● **Description of the task**: Check each line of the listing below for the word "Name" and say how many lines have it. Nothing else should be written.

-------- Records shown --------

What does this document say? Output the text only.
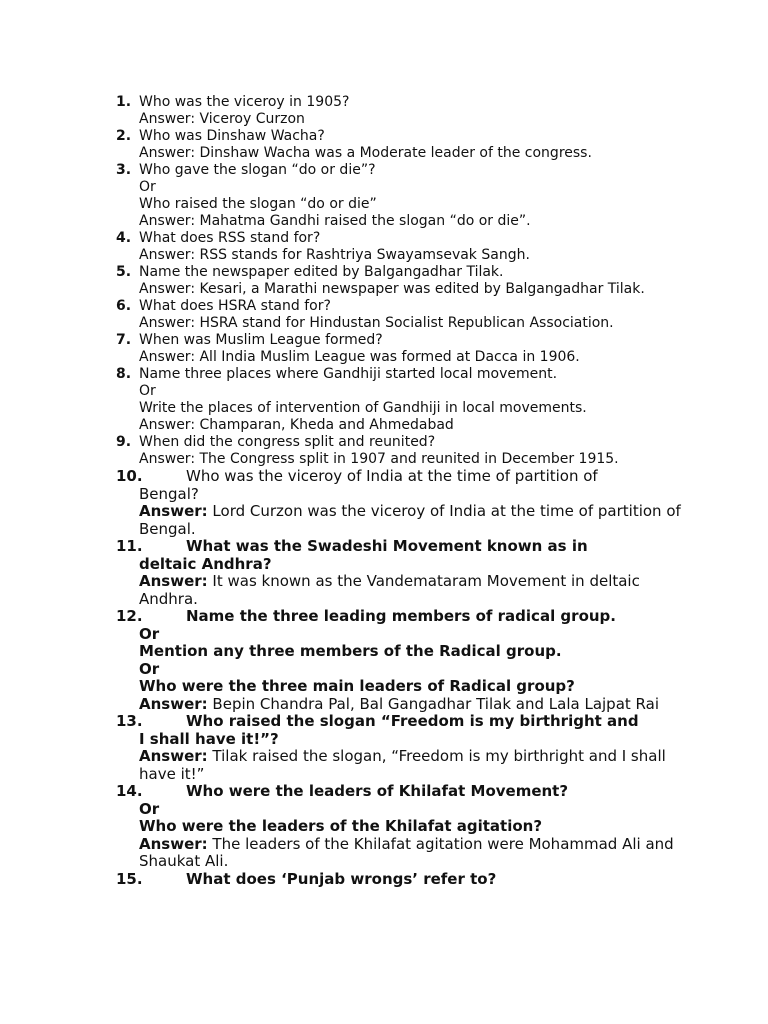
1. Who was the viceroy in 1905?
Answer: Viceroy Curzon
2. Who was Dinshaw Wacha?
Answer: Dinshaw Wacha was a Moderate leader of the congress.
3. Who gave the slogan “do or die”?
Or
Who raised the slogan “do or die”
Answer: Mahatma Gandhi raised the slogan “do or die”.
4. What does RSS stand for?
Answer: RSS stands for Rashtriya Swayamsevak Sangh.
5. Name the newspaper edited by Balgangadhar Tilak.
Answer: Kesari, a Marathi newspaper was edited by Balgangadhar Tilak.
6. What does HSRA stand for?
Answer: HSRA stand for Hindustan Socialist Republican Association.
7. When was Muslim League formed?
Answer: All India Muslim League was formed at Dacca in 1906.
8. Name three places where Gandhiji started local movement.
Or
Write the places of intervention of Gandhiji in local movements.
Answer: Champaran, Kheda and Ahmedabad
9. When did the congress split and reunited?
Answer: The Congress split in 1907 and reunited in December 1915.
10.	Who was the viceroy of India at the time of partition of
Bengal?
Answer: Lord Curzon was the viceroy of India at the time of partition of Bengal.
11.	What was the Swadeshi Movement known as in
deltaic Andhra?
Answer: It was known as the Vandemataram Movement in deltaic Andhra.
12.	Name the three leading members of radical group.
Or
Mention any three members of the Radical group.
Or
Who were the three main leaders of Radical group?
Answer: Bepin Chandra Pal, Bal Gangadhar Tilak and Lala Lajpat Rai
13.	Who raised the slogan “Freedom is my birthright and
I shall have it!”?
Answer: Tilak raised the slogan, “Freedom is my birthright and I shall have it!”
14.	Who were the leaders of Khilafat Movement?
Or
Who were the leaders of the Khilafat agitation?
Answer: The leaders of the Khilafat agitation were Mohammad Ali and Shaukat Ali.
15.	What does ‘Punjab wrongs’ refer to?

--------
-------- Records shown --------

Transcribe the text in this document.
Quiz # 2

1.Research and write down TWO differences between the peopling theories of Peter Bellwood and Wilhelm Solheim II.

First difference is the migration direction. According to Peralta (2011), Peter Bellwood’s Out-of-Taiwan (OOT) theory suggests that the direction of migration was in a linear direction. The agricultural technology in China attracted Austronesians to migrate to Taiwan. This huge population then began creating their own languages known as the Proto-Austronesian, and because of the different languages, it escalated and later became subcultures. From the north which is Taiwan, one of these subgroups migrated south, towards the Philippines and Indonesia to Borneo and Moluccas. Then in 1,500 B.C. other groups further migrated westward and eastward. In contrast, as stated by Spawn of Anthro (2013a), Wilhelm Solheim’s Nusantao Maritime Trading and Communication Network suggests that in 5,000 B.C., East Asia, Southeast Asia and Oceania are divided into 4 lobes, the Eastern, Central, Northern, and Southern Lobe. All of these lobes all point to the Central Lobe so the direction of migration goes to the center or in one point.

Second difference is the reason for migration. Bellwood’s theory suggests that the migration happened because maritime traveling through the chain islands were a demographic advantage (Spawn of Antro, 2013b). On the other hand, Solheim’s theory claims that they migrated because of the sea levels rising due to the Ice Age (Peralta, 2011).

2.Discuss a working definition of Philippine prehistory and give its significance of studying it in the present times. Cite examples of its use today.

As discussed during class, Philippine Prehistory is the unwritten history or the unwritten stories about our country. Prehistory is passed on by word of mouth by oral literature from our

--------
-------- Records shown --------

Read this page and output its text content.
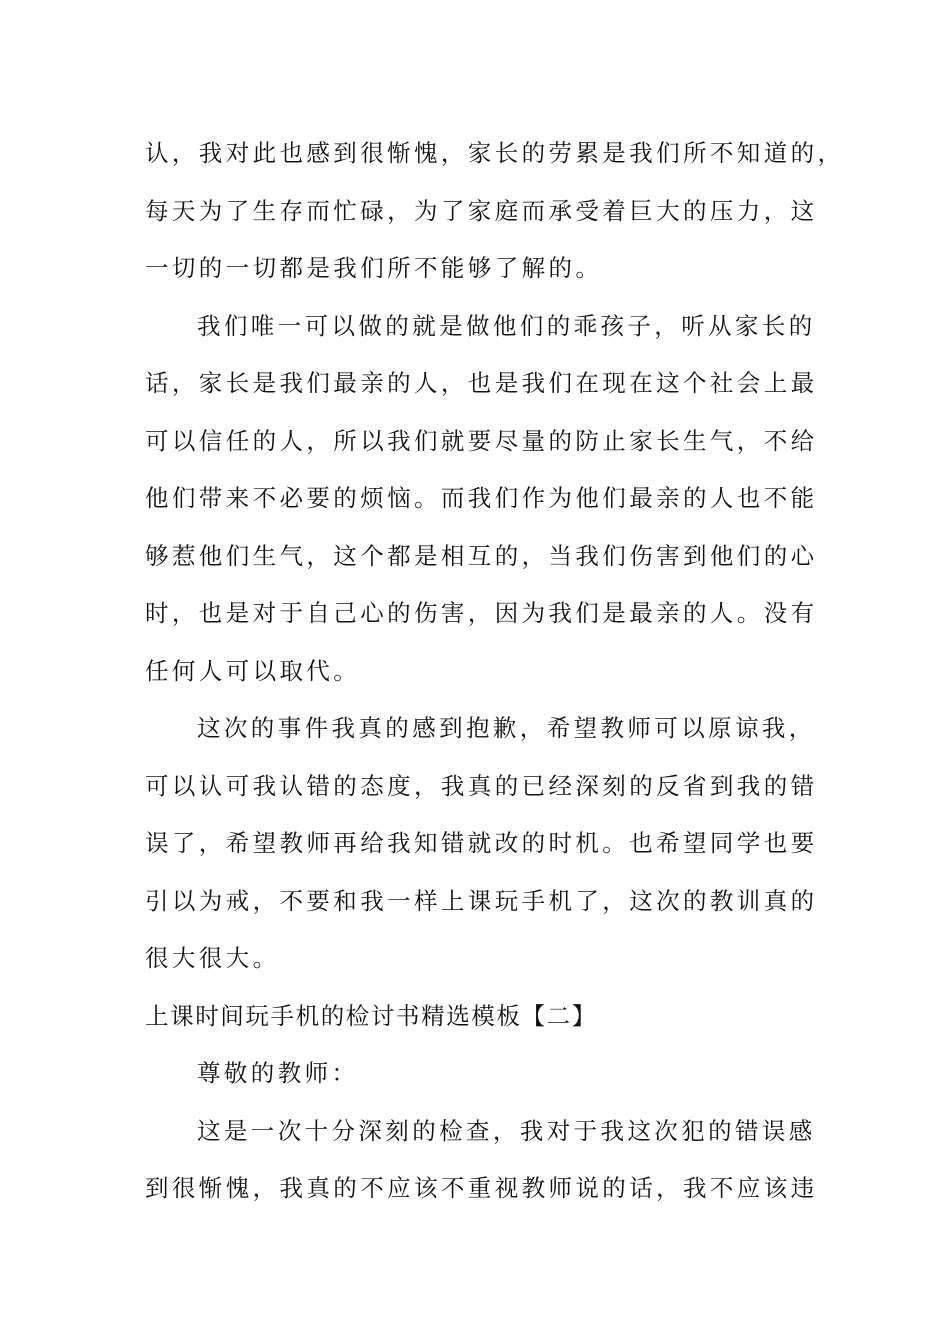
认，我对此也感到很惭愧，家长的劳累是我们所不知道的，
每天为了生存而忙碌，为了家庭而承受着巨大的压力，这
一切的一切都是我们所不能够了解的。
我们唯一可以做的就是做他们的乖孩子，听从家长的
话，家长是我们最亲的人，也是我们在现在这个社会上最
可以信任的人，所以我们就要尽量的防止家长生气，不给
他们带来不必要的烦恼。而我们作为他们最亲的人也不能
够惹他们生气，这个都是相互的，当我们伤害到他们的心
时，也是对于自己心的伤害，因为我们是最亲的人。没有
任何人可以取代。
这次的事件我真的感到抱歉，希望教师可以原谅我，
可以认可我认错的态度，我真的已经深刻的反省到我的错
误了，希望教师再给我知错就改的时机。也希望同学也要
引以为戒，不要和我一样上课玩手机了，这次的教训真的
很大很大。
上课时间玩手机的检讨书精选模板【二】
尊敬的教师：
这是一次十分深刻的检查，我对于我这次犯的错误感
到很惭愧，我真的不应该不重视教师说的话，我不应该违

--------

● **Correct result**: 3